- **STORED DATA**:
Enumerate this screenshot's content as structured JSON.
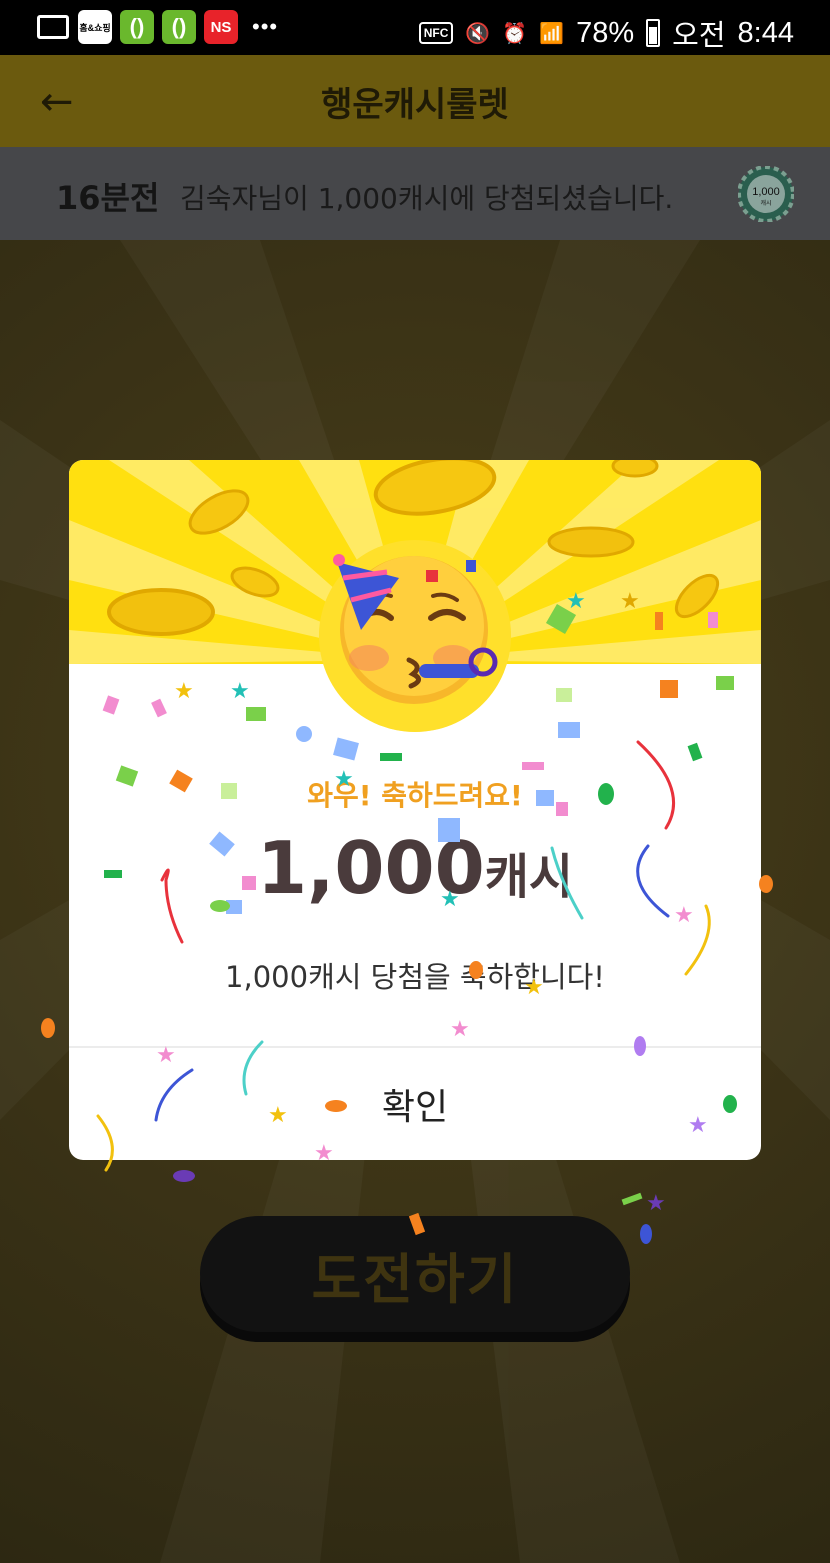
{
  "status_bar": {
    "left_icons": [
      "card-icon",
      "shop-icon",
      "app-icon",
      "app-icon",
      "ns-icon",
      "more-icon"
    ],
    "shop_label": "홈&쇼핑",
    "ns_label": "NS",
    "more_label": "•••",
    "nfc_label": "NFC",
    "battery": "78%",
    "ampm": "오전",
    "time": "8:44"
  },
  "app_bar": {
    "back_icon": "arrow-left-icon",
    "title": "행운캐시룰렛"
  },
  "ticker": {
    "time_ago": "16분전",
    "message": "김숙자님이 1,000캐시에 당첨되셨습니다.",
    "coin_label": "1,000",
    "coin_sub": "캐시"
  },
  "challenge_button": "도전하기",
  "dialog": {
    "emoji": "party-face-icon",
    "subtitle": "와우! 축하드려요!",
    "amount": "1,000",
    "amount_unit": "캐시",
    "description": "1,000캐시 당첨을 축하합니다!",
    "confirm": "확인"
  },
  "colors": {
    "accent_yellow": "#ffe010",
    "subtitle_orange": "#f0a020",
    "amount_text": "#4a3b3c",
    "dim_bar": "#6b5a0e"
  }
}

- **INSTRUCTIONS FOR THE TASK**: Pictures appear in the records above. Output everything except them, exactly.

- **REPLY TO THE EXERCISE**:
Enumerate this screenshot's content as structured JSON.
{
  "status_bar": {
    "left_icons": [
      "card-icon",
      "shop-icon",
      "app-icon",
      "app-icon",
      "ns-icon",
      "more-icon"
    ],
    "shop_label": "홈&쇼핑",
    "ns_label": "NS",
    "more_label": "•••",
    "nfc_label": "NFC",
    "battery": "78%",
    "ampm": "오전",
    "time": "8:44"
  },
  "app_bar": {
    "back_icon": "arrow-left-icon",
    "title": "행운캐시룰렛"
  },
  "ticker": {
    "time_ago": "16분전",
    "message": "김숙자님이 1,000캐시에 당첨되셨습니다.",
    "coin_label": "1,000",
    "coin_sub": "캐시"
  },
  "challenge_button": "도전하기",
  "dialog": {
    "emoji": "party-face-icon",
    "subtitle": "와우! 축하드려요!",
    "amount": "1,000",
    "amount_unit": "캐시",
    "description": "1,000캐시 당첨을 축하합니다!",
    "confirm": "확인"
  },
  "colors": {
    "accent_yellow": "#ffe010",
    "subtitle_orange": "#f0a020",
    "amount_text": "#4a3b3c",
    "dim_bar": "#6b5a0e"
  }
}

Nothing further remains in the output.